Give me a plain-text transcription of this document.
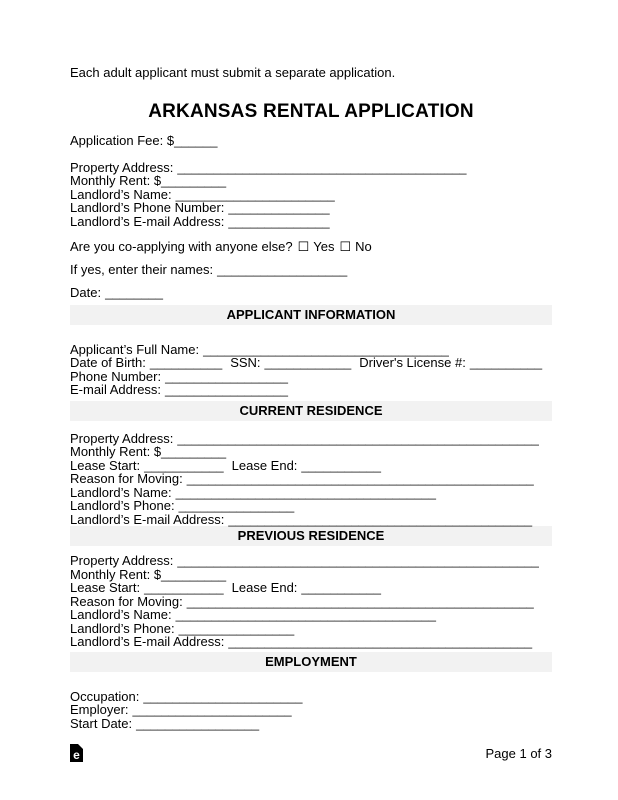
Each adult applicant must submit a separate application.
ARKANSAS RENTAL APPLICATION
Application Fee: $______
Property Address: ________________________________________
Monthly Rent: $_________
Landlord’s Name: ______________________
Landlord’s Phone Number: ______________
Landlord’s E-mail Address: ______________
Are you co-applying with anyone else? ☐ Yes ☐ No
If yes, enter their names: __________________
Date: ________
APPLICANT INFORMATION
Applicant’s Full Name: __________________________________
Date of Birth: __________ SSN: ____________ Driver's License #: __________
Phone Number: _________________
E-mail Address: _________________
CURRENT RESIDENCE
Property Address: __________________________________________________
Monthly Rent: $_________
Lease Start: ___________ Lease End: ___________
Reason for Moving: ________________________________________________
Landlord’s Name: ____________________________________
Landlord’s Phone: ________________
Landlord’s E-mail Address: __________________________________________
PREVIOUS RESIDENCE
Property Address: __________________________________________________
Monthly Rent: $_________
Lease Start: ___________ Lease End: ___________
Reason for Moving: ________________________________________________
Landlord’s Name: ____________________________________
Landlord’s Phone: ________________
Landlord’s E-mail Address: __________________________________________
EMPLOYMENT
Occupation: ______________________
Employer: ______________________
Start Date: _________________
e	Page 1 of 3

WRITTEN PROBLEM =>
With the pictures omitted, reproduce the records in full and exactly.

RESULT OF THIS EXERCISE =>
Give me a plain-text transcription of this document.
Each adult applicant must submit a separate application.
ARKANSAS RENTAL APPLICATION
Application Fee: $______
Property Address: ________________________________________
Monthly Rent: $_________
Landlord’s Name: ______________________
Landlord’s Phone Number: ______________
Landlord’s E-mail Address: ______________
Are you co-applying with anyone else? ☐ Yes ☐ No
If yes, enter their names: __________________
Date: ________
APPLICANT INFORMATION
Applicant’s Full Name: __________________________________
Date of Birth: __________ SSN: ____________ Driver's License #: __________
Phone Number: _________________
E-mail Address: _________________
CURRENT RESIDENCE
Property Address: __________________________________________________
Monthly Rent: $_________
Lease Start: ___________ Lease End: ___________
Reason for Moving: ________________________________________________
Landlord’s Name: ____________________________________
Landlord’s Phone: ________________
Landlord’s E-mail Address: __________________________________________
PREVIOUS RESIDENCE
Property Address: __________________________________________________
Monthly Rent: $_________
Lease Start: ___________ Lease End: ___________
Reason for Moving: ________________________________________________
Landlord’s Name: ____________________________________
Landlord’s Phone: ________________
Landlord’s E-mail Address: __________________________________________
EMPLOYMENT
Occupation: ______________________
Employer: ______________________
Start Date: _________________
e	Page 1 of 3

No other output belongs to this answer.